[start]
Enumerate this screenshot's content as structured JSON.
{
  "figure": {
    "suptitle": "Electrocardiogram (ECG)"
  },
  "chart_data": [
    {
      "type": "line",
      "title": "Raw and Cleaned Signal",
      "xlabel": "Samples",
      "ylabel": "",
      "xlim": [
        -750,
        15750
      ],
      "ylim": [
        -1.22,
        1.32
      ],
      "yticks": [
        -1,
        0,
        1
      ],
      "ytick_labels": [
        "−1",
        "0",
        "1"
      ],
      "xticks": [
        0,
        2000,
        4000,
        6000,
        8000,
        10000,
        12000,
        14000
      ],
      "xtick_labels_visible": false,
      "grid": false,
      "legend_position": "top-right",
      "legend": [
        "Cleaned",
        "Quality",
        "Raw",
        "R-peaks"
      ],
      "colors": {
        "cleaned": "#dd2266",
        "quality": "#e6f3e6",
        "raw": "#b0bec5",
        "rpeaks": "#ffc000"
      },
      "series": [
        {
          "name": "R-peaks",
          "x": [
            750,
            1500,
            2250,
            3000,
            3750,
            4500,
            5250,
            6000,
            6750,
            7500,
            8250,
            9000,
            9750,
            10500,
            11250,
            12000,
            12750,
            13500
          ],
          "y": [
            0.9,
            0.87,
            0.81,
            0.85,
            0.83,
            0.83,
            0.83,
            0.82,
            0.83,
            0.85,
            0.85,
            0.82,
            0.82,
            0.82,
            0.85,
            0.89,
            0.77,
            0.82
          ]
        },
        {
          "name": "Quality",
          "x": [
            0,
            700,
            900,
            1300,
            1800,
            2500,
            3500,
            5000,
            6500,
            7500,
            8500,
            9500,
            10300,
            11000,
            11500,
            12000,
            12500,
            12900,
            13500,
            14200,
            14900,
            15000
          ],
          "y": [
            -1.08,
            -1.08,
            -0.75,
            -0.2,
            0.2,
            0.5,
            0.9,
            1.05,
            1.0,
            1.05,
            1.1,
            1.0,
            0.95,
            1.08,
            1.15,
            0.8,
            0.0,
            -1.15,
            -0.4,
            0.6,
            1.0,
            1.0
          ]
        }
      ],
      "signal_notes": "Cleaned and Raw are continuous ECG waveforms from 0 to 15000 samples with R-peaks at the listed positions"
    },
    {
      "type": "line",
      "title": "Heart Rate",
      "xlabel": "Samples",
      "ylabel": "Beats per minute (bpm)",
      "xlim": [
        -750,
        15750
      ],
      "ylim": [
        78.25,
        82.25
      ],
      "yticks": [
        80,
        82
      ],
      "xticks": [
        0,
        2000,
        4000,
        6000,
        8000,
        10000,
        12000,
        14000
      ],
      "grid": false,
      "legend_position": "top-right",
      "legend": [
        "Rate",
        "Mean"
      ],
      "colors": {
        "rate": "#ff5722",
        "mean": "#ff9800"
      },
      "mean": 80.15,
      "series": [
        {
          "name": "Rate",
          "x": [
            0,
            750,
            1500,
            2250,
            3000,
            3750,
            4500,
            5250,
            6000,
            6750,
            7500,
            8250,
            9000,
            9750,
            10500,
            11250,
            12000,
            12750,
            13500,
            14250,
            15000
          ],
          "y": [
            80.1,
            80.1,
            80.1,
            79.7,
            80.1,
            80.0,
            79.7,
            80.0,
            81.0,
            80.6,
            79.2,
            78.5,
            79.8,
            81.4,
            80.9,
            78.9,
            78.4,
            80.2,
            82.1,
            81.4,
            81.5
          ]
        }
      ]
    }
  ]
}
[end]
Description of the task ▸
Quote the material exactly, leaving nothing out.

Exercise solution ▸
Enumerate this screenshot's content as structured JSON.
{
  "figure": {
    "suptitle": "Electrocardiogram (ECG)"
  },
  "chart_data": [
    {
      "type": "line",
      "title": "Raw and Cleaned Signal",
      "xlabel": "Samples",
      "ylabel": "",
      "xlim": [
        -750,
        15750
      ],
      "ylim": [
        -1.22,
        1.32
      ],
      "yticks": [
        -1,
        0,
        1
      ],
      "ytick_labels": [
        "−1",
        "0",
        "1"
      ],
      "xticks": [
        0,
        2000,
        4000,
        6000,
        8000,
        10000,
        12000,
        14000
      ],
      "xtick_labels_visible": false,
      "grid": false,
      "legend_position": "top-right",
      "legend": [
        "Cleaned",
        "Quality",
        "Raw",
        "R-peaks"
      ],
      "colors": {
        "cleaned": "#dd2266",
        "quality": "#e6f3e6",
        "raw": "#b0bec5",
        "rpeaks": "#ffc000"
      },
      "series": [
        {
          "name": "R-peaks",
          "x": [
            750,
            1500,
            2250,
            3000,
            3750,
            4500,
            5250,
            6000,
            6750,
            7500,
            8250,
            9000,
            9750,
            10500,
            11250,
            12000,
            12750,
            13500
          ],
          "y": [
            0.9,
            0.87,
            0.81,
            0.85,
            0.83,
            0.83,
            0.83,
            0.82,
            0.83,
            0.85,
            0.85,
            0.82,
            0.82,
            0.82,
            0.85,
            0.89,
            0.77,
            0.82
          ]
        },
        {
          "name": "Quality",
          "x": [
            0,
            700,
            900,
            1300,
            1800,
            2500,
            3500,
            5000,
            6500,
            7500,
            8500,
            9500,
            10300,
            11000,
            11500,
            12000,
            12500,
            12900,
            13500,
            14200,
            14900,
            15000
          ],
          "y": [
            -1.08,
            -1.08,
            -0.75,
            -0.2,
            0.2,
            0.5,
            0.9,
            1.05,
            1.0,
            1.05,
            1.1,
            1.0,
            0.95,
            1.08,
            1.15,
            0.8,
            0.0,
            -1.15,
            -0.4,
            0.6,
            1.0,
            1.0
          ]
        }
      ],
      "signal_notes": "Cleaned and Raw are continuous ECG waveforms from 0 to 15000 samples with R-peaks at the listed positions"
    },
    {
      "type": "line",
      "title": "Heart Rate",
      "xlabel": "Samples",
      "ylabel": "Beats per minute (bpm)",
      "xlim": [
        -750,
        15750
      ],
      "ylim": [
        78.25,
        82.25
      ],
      "yticks": [
        80,
        82
      ],
      "xticks": [
        0,
        2000,
        4000,
        6000,
        8000,
        10000,
        12000,
        14000
      ],
      "grid": false,
      "legend_position": "top-right",
      "legend": [
        "Rate",
        "Mean"
      ],
      "colors": {
        "rate": "#ff5722",
        "mean": "#ff9800"
      },
      "mean": 80.15,
      "series": [
        {
          "name": "Rate",
          "x": [
            0,
            750,
            1500,
            2250,
            3000,
            3750,
            4500,
            5250,
            6000,
            6750,
            7500,
            8250,
            9000,
            9750,
            10500,
            11250,
            12000,
            12750,
            13500,
            14250,
            15000
          ],
          "y": [
            80.1,
            80.1,
            80.1,
            79.7,
            80.1,
            80.0,
            79.7,
            80.0,
            81.0,
            80.6,
            79.2,
            78.5,
            79.8,
            81.4,
            80.9,
            78.9,
            78.4,
            80.2,
            82.1,
            81.4,
            81.5
          ]
        }
      ]
    }
  ]
}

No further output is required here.